_GIVEN RECORDS_.
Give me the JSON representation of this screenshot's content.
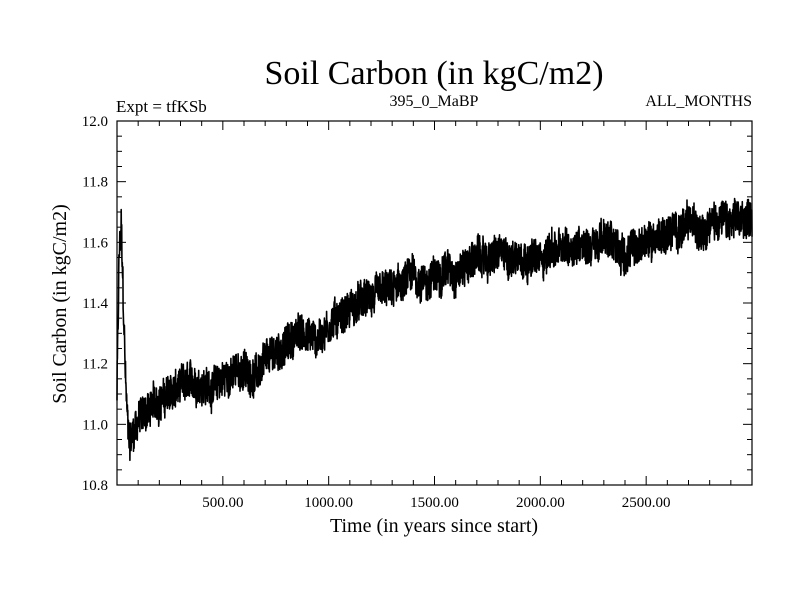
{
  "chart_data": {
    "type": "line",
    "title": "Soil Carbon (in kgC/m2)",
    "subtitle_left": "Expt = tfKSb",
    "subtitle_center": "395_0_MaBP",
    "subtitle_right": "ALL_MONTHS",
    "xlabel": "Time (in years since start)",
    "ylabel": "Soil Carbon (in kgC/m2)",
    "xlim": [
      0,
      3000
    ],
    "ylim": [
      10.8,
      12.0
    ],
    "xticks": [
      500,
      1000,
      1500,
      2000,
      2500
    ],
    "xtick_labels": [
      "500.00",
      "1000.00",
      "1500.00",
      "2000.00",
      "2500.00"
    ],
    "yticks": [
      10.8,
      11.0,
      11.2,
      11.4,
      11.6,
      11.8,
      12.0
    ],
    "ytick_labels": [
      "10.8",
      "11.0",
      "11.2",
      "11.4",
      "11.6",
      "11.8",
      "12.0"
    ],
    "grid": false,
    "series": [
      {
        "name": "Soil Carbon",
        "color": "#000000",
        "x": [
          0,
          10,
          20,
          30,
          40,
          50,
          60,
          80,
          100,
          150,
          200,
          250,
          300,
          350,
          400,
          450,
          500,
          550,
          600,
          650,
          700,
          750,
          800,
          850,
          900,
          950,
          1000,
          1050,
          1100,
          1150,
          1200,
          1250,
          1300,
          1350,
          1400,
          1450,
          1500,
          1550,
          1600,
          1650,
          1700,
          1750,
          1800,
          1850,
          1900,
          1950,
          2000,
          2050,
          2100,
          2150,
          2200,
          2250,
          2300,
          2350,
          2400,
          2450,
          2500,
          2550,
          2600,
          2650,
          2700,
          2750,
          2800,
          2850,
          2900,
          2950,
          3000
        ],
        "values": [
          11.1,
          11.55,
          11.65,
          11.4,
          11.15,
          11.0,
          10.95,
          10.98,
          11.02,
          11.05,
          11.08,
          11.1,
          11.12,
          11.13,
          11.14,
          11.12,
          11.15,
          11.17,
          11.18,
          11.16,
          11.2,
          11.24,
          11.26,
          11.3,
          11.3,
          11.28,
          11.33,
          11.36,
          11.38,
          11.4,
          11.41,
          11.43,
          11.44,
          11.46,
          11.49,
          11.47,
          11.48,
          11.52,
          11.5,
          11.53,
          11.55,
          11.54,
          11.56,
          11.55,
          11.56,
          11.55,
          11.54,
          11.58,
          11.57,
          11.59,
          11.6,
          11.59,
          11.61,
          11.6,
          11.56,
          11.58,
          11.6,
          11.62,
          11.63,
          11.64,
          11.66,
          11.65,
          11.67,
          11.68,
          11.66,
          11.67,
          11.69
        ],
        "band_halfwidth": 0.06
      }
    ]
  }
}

_EXERCISE BRIEF_. Take every line from the records above that has the word "Soil" and copy it.

_RESPONSE TO THIS TASK_.
    "title": "Soil Carbon (in kgC/m2)",
    "ylabel": "Soil Carbon (in kgC/m2)",
        "name": "Soil Carbon",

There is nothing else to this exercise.